— start RECORDS SHOWN —

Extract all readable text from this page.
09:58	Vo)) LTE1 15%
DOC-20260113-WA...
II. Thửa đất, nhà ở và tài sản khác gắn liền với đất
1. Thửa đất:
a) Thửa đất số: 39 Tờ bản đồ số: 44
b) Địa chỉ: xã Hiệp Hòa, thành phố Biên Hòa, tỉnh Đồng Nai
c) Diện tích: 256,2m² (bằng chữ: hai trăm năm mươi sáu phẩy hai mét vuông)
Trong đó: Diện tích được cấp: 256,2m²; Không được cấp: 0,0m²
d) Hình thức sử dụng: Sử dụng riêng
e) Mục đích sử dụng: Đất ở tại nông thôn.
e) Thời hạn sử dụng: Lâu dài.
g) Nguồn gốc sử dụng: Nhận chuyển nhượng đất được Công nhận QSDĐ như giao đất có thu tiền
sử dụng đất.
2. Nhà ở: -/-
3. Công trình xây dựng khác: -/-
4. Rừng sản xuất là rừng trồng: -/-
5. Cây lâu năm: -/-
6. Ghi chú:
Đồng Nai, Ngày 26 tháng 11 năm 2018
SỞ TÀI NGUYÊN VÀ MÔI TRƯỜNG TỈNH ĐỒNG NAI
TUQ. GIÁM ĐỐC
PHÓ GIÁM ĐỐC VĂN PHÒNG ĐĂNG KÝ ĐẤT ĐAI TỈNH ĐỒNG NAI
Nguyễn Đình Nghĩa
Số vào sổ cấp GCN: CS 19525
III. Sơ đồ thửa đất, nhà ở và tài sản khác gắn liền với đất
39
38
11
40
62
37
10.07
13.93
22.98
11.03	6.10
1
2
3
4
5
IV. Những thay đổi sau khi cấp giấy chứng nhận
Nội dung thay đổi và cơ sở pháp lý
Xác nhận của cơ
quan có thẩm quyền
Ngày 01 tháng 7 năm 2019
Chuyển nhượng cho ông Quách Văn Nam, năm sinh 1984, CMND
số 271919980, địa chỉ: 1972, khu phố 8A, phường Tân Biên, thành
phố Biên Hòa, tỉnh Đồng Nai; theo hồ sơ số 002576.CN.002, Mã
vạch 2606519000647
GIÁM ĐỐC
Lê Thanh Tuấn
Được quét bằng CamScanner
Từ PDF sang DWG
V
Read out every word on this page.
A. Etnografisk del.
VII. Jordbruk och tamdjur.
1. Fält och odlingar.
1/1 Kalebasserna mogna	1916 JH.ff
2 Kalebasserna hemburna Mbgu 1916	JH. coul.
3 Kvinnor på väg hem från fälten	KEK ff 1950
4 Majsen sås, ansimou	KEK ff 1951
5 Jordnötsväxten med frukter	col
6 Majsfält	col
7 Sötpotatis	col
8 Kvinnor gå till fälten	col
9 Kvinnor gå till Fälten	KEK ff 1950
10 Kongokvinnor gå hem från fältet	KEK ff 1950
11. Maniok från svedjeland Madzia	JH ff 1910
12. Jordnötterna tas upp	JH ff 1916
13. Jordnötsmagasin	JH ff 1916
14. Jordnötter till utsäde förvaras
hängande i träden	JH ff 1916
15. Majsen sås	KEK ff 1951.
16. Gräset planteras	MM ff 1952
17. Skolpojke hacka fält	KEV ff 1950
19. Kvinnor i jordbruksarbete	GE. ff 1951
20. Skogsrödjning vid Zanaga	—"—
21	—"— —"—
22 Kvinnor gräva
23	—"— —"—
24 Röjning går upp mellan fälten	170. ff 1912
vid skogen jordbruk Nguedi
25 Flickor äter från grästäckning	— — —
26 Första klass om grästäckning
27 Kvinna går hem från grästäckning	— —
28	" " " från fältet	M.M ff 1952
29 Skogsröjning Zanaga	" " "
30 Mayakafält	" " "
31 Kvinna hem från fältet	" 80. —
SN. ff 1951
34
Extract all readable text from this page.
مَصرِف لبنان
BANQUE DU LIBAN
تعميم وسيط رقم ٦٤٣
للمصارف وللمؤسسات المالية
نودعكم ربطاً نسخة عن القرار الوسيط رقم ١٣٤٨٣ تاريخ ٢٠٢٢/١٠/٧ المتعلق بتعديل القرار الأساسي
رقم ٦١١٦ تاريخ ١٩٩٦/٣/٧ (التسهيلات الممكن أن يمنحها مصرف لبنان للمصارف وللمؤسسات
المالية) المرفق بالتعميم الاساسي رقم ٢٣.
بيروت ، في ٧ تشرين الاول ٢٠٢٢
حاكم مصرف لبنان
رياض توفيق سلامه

— end RECORDS SHOWN —

GOAL » Of the lines above, how many contain the string "GIÁM"? Only the number is required.

ANSWER FOR THE TASK » 3